= Task directions =
Output all of the entries exactly as written.

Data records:

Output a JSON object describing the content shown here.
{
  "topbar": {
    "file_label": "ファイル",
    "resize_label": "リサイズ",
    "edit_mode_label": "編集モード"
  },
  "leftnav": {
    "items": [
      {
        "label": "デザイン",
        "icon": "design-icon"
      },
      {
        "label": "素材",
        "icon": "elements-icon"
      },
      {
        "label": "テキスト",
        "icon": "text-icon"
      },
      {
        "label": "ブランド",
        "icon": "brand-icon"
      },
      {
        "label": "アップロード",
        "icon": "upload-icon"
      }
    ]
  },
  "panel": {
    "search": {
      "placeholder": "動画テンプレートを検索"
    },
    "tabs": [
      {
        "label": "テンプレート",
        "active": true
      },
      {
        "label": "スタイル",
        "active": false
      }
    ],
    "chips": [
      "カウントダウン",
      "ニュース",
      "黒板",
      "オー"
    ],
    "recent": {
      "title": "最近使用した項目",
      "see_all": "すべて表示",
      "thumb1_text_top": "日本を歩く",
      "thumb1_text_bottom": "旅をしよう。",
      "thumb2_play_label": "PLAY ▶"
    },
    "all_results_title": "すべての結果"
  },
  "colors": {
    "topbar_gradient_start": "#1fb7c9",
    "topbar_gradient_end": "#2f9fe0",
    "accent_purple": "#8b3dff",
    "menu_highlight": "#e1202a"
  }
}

= Answer to this problem =
Output a JSON object describing the content shown here.
{
  "topbar": {
    "file_label": "ファイル",
    "resize_label": "リサイズ",
    "edit_mode_label": "編集モード"
  },
  "leftnav": {
    "items": [
      {
        "label": "デザイン",
        "icon": "design-icon"
      },
      {
        "label": "素材",
        "icon": "elements-icon"
      },
      {
        "label": "テキスト",
        "icon": "text-icon"
      },
      {
        "label": "ブランド",
        "icon": "brand-icon"
      },
      {
        "label": "アップロード",
        "icon": "upload-icon"
      }
    ]
  },
  "panel": {
    "search": {
      "placeholder": "動画テンプレートを検索"
    },
    "tabs": [
      {
        "label": "テンプレート",
        "active": true
      },
      {
        "label": "スタイル",
        "active": false
      }
    ],
    "chips": [
      "カウントダウン",
      "ニュース",
      "黒板",
      "オー"
    ],
    "recent": {
      "title": "最近使用した項目",
      "see_all": "すべて表示",
      "thumb1_text_top": "日本を歩く",
      "thumb1_text_bottom": "旅をしよう。",
      "thumb2_play_label": "PLAY ▶"
    },
    "all_results_title": "すべての結果"
  },
  "colors": {
    "topbar_gradient_start": "#1fb7c9",
    "topbar_gradient_end": "#2f9fe0",
    "accent_purple": "#8b3dff",
    "menu_highlight": "#e1202a"
  }
}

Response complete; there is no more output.